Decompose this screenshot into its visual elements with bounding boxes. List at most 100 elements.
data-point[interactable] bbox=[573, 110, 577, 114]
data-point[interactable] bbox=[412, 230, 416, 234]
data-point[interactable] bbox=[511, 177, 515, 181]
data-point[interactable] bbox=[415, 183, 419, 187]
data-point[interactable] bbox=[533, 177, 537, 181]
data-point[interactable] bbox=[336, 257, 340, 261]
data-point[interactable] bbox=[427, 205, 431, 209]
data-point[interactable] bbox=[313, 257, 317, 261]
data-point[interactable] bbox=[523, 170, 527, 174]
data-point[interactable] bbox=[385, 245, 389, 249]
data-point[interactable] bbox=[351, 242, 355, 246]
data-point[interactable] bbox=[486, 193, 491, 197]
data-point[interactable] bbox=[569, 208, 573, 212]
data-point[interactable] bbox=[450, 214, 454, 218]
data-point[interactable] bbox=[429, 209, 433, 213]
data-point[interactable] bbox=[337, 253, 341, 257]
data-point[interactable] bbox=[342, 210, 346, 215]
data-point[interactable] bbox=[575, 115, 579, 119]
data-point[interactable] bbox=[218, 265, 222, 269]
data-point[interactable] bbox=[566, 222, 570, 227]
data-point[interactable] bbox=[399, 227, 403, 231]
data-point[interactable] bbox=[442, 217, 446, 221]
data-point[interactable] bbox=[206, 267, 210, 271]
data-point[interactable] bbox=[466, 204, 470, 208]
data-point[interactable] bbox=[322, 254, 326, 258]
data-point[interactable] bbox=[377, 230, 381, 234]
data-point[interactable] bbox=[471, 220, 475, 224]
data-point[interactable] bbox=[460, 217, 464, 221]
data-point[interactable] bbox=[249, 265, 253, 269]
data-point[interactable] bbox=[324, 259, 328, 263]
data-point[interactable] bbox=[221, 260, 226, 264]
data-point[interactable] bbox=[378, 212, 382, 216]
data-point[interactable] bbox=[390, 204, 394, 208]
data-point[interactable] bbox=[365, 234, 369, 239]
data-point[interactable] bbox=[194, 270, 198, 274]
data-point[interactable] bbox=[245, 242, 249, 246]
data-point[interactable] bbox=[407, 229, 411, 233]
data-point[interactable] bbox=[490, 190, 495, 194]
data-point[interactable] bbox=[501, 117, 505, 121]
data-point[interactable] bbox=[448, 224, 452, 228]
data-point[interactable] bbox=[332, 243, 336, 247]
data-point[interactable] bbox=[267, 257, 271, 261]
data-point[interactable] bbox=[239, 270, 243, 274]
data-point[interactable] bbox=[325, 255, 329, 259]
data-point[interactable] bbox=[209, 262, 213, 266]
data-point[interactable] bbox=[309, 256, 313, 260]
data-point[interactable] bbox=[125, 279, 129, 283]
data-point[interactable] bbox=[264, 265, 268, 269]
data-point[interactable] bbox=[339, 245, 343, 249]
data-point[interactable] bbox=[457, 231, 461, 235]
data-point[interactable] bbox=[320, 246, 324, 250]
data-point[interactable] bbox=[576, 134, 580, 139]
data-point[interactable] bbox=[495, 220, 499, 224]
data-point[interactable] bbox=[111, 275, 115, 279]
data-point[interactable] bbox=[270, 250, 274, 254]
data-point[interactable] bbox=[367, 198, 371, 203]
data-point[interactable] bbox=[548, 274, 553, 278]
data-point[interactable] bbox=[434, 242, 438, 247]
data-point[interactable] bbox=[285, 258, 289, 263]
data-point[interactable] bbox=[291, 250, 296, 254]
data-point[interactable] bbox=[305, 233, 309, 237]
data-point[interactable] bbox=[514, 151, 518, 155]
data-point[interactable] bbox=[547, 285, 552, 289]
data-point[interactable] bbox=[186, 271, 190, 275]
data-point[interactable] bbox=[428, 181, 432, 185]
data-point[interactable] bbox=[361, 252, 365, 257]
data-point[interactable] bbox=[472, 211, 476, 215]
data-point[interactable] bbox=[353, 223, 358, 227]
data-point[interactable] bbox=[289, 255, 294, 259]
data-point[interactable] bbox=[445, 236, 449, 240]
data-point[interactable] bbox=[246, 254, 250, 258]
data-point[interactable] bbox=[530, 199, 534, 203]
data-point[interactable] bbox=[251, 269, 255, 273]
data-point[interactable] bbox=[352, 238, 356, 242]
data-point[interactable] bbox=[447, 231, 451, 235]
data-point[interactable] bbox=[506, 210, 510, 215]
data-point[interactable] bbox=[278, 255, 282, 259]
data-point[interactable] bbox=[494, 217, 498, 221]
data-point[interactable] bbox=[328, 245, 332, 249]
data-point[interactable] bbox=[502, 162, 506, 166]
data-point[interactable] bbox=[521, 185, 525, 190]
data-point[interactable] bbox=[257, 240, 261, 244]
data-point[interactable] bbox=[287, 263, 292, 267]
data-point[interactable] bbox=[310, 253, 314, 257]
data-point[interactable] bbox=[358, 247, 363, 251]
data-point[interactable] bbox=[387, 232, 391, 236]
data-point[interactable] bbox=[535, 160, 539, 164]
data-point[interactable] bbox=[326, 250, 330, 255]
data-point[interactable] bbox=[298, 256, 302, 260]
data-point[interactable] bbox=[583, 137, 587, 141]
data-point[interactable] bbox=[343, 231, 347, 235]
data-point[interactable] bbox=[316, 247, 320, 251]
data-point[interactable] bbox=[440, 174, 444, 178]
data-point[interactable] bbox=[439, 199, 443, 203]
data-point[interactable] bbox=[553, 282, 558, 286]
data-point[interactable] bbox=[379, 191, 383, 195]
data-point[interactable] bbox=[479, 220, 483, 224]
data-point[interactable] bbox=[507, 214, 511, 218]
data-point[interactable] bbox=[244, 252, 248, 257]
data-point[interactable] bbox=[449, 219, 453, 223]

━━━

Copy out the listing above word for word, from its first line through the line with "data-point[interactable] bbox=[377, 230, 381, 234]", including both of those lines.

Decompose this screenshot into its visual elements with bounding boxes. List at most 100 elements.
data-point[interactable] bbox=[573, 110, 577, 114]
data-point[interactable] bbox=[412, 230, 416, 234]
data-point[interactable] bbox=[511, 177, 515, 181]
data-point[interactable] bbox=[415, 183, 419, 187]
data-point[interactable] bbox=[533, 177, 537, 181]
data-point[interactable] bbox=[336, 257, 340, 261]
data-point[interactable] bbox=[427, 205, 431, 209]
data-point[interactable] bbox=[313, 257, 317, 261]
data-point[interactable] bbox=[523, 170, 527, 174]
data-point[interactable] bbox=[385, 245, 389, 249]
data-point[interactable] bbox=[351, 242, 355, 246]
data-point[interactable] bbox=[486, 193, 491, 197]
data-point[interactable] bbox=[569, 208, 573, 212]
data-point[interactable] bbox=[450, 214, 454, 218]
data-point[interactable] bbox=[429, 209, 433, 213]
data-point[interactable] bbox=[337, 253, 341, 257]
data-point[interactable] bbox=[342, 210, 346, 215]
data-point[interactable] bbox=[575, 115, 579, 119]
data-point[interactable] bbox=[218, 265, 222, 269]
data-point[interactable] bbox=[566, 222, 570, 227]
data-point[interactable] bbox=[399, 227, 403, 231]
data-point[interactable] bbox=[442, 217, 446, 221]
data-point[interactable] bbox=[206, 267, 210, 271]
data-point[interactable] bbox=[466, 204, 470, 208]
data-point[interactable] bbox=[322, 254, 326, 258]
data-point[interactable] bbox=[377, 230, 381, 234]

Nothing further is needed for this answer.